- [WHAT YOU NEED TO DO]: Return the whole listing, keeping every character the same.

- [EXCERPTED RECORDS]:
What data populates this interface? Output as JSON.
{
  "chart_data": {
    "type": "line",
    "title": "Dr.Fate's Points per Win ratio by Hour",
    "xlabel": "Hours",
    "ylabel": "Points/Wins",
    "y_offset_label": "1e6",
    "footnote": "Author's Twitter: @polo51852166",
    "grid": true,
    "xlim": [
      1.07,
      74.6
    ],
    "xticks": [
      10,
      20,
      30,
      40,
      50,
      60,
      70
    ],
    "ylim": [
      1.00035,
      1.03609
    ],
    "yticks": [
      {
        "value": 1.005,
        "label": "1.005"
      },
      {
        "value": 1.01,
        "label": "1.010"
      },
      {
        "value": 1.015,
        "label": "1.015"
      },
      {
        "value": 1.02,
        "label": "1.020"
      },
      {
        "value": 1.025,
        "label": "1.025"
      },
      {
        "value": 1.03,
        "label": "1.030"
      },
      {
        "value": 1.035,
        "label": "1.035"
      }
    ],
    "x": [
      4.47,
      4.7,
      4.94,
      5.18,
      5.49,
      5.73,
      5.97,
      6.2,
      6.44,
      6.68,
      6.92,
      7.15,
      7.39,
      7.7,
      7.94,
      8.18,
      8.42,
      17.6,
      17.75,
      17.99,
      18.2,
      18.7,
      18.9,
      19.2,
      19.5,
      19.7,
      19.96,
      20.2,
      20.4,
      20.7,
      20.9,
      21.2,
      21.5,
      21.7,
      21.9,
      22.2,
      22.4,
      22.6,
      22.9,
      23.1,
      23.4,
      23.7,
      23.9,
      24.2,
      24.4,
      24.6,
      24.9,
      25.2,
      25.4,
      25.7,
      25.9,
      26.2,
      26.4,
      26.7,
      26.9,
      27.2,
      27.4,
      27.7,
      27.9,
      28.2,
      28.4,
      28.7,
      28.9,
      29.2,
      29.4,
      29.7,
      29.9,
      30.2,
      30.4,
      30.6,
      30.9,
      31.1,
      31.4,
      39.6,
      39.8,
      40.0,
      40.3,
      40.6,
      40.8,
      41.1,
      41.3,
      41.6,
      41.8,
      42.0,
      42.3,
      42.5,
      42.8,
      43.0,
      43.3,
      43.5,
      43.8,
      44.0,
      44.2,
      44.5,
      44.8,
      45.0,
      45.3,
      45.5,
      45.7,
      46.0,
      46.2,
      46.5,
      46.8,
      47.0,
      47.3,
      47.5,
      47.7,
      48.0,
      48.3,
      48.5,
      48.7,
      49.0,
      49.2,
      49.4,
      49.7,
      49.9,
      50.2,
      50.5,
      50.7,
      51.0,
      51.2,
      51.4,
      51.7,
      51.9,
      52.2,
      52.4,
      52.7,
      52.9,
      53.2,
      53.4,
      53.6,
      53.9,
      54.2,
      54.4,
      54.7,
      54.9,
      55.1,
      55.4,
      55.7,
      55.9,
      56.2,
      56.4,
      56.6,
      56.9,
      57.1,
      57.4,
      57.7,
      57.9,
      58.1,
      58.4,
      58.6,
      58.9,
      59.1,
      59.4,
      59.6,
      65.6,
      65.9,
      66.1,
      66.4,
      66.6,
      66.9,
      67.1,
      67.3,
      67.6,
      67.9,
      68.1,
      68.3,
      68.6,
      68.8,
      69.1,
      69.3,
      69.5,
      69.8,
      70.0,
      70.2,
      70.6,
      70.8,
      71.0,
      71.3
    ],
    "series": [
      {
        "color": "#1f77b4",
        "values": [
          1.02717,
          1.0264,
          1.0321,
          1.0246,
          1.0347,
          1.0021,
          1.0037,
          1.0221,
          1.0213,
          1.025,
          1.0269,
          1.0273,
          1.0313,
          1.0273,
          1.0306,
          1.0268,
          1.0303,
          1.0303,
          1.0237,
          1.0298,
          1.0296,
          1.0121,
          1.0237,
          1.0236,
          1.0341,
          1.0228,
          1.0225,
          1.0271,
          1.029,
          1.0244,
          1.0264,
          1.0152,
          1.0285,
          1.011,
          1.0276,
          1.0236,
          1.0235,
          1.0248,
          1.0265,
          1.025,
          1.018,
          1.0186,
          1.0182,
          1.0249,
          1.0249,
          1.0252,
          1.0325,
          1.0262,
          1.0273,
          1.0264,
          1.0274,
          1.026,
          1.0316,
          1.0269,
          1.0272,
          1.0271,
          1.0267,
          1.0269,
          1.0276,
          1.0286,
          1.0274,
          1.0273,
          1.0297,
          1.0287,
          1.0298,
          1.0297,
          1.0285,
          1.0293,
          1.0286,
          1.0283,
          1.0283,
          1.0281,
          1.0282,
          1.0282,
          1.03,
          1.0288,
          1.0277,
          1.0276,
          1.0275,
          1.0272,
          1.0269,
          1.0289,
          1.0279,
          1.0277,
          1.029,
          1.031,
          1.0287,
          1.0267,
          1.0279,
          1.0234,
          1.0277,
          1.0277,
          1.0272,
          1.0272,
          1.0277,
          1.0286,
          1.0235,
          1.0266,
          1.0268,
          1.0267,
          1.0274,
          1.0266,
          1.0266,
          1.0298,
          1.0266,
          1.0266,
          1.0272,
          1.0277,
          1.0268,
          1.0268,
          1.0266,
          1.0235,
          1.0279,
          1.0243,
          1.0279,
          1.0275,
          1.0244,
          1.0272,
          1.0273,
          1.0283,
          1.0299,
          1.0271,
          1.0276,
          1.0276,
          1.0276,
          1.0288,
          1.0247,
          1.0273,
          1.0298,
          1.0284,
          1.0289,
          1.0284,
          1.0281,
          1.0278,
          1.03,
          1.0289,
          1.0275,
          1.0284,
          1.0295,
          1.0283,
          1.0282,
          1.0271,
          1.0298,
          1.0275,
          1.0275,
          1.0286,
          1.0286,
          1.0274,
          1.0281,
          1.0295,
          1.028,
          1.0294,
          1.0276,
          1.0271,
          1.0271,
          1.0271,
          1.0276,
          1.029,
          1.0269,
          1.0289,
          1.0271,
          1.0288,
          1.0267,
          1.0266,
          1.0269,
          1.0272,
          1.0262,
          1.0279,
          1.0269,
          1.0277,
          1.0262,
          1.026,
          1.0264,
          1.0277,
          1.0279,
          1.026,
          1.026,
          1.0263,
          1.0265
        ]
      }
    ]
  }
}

- [OUTPUT OF THE TASK]:
What data populates this interface? Output as JSON.
{
  "chart_data": {
    "type": "line",
    "title": "Dr.Fate's Points per Win ratio by Hour",
    "xlabel": "Hours",
    "ylabel": "Points/Wins",
    "y_offset_label": "1e6",
    "footnote": "Author's Twitter: @polo51852166",
    "grid": true,
    "xlim": [
      1.07,
      74.6
    ],
    "xticks": [
      10,
      20,
      30,
      40,
      50,
      60,
      70
    ],
    "ylim": [
      1.00035,
      1.03609
    ],
    "yticks": [
      {
        "value": 1.005,
        "label": "1.005"
      },
      {
        "value": 1.01,
        "label": "1.010"
      },
      {
        "value": 1.015,
        "label": "1.015"
      },
      {
        "value": 1.02,
        "label": "1.020"
      },
      {
        "value": 1.025,
        "label": "1.025"
      },
      {
        "value": 1.03,
        "label": "1.030"
      },
      {
        "value": 1.035,
        "label": "1.035"
      }
    ],
    "x": [
      4.47,
      4.7,
      4.94,
      5.18,
      5.49,
      5.73,
      5.97,
      6.2,
      6.44,
      6.68,
      6.92,
      7.15,
      7.39,
      7.7,
      7.94,
      8.18,
      8.42,
      17.6,
      17.75,
      17.99,
      18.2,
      18.7,
      18.9,
      19.2,
      19.5,
      19.7,
      19.96,
      20.2,
      20.4,
      20.7,
      20.9,
      21.2,
      21.5,
      21.7,
      21.9,
      22.2,
      22.4,
      22.6,
      22.9,
      23.1,
      23.4,
      23.7,
      23.9,
      24.2,
      24.4,
      24.6,
      24.9,
      25.2,
      25.4,
      25.7,
      25.9,
      26.2,
      26.4,
      26.7,
      26.9,
      27.2,
      27.4,
      27.7,
      27.9,
      28.2,
      28.4,
      28.7,
      28.9,
      29.2,
      29.4,
      29.7,
      29.9,
      30.2,
      30.4,
      30.6,
      30.9,
      31.1,
      31.4,
      39.6,
      39.8,
      40.0,
      40.3,
      40.6,
      40.8,
      41.1,
      41.3,
      41.6,
      41.8,
      42.0,
      42.3,
      42.5,
      42.8,
      43.0,
      43.3,
      43.5,
      43.8,
      44.0,
      44.2,
      44.5,
      44.8,
      45.0,
      45.3,
      45.5,
      45.7,
      46.0,
      46.2,
      46.5,
      46.8,
      47.0,
      47.3,
      47.5,
      47.7,
      48.0,
      48.3,
      48.5,
      48.7,
      49.0,
      49.2,
      49.4,
      49.7,
      49.9,
      50.2,
      50.5,
      50.7,
      51.0,
      51.2,
      51.4,
      51.7,
      51.9,
      52.2,
      52.4,
      52.7,
      52.9,
      53.2,
      53.4,
      53.6,
      53.9,
      54.2,
      54.4,
      54.7,
      54.9,
      55.1,
      55.4,
      55.7,
      55.9,
      56.2,
      56.4,
      56.6,
      56.9,
      57.1,
      57.4,
      57.7,
      57.9,
      58.1,
      58.4,
      58.6,
      58.9,
      59.1,
      59.4,
      59.6,
      65.6,
      65.9,
      66.1,
      66.4,
      66.6,
      66.9,
      67.1,
      67.3,
      67.6,
      67.9,
      68.1,
      68.3,
      68.6,
      68.8,
      69.1,
      69.3,
      69.5,
      69.8,
      70.0,
      70.2,
      70.6,
      70.8,
      71.0,
      71.3
    ],
    "series": [
      {
        "color": "#1f77b4",
        "values": [
          1.02717,
          1.0264,
          1.0321,
          1.0246,
          1.0347,
          1.0021,
          1.0037,
          1.0221,
          1.0213,
          1.025,
          1.0269,
          1.0273,
          1.0313,
          1.0273,
          1.0306,
          1.0268,
          1.0303,
          1.0303,
          1.0237,
          1.0298,
          1.0296,
          1.0121,
          1.0237,
          1.0236,
          1.0341,
          1.0228,
          1.0225,
          1.0271,
          1.029,
          1.0244,
          1.0264,
          1.0152,
          1.0285,
          1.011,
          1.0276,
          1.0236,
          1.0235,
          1.0248,
          1.0265,
          1.025,
          1.018,
          1.0186,
          1.0182,
          1.0249,
          1.0249,
          1.0252,
          1.0325,
          1.0262,
          1.0273,
          1.0264,
          1.0274,
          1.026,
          1.0316,
          1.0269,
          1.0272,
          1.0271,
          1.0267,
          1.0269,
          1.0276,
          1.0286,
          1.0274,
          1.0273,
          1.0297,
          1.0287,
          1.0298,
          1.0297,
          1.0285,
          1.0293,
          1.0286,
          1.0283,
          1.0283,
          1.0281,
          1.0282,
          1.0282,
          1.03,
          1.0288,
          1.0277,
          1.0276,
          1.0275,
          1.0272,
          1.0269,
          1.0289,
          1.0279,
          1.0277,
          1.029,
          1.031,
          1.0287,
          1.0267,
          1.0279,
          1.0234,
          1.0277,
          1.0277,
          1.0272,
          1.0272,
          1.0277,
          1.0286,
          1.0235,
          1.0266,
          1.0268,
          1.0267,
          1.0274,
          1.0266,
          1.0266,
          1.0298,
          1.0266,
          1.0266,
          1.0272,
          1.0277,
          1.0268,
          1.0268,
          1.0266,
          1.0235,
          1.0279,
          1.0243,
          1.0279,
          1.0275,
          1.0244,
          1.0272,
          1.0273,
          1.0283,
          1.0299,
          1.0271,
          1.0276,
          1.0276,
          1.0276,
          1.0288,
          1.0247,
          1.0273,
          1.0298,
          1.0284,
          1.0289,
          1.0284,
          1.0281,
          1.0278,
          1.03,
          1.0289,
          1.0275,
          1.0284,
          1.0295,
          1.0283,
          1.0282,
          1.0271,
          1.0298,
          1.0275,
          1.0275,
          1.0286,
          1.0286,
          1.0274,
          1.0281,
          1.0295,
          1.028,
          1.0294,
          1.0276,
          1.0271,
          1.0271,
          1.0271,
          1.0276,
          1.029,
          1.0269,
          1.0289,
          1.0271,
          1.0288,
          1.0267,
          1.0266,
          1.0269,
          1.0272,
          1.0262,
          1.0279,
          1.0269,
          1.0277,
          1.0262,
          1.026,
          1.0264,
          1.0277,
          1.0279,
          1.026,
          1.026,
          1.0263,
          1.0265
        ]
      }
    ]
  }
}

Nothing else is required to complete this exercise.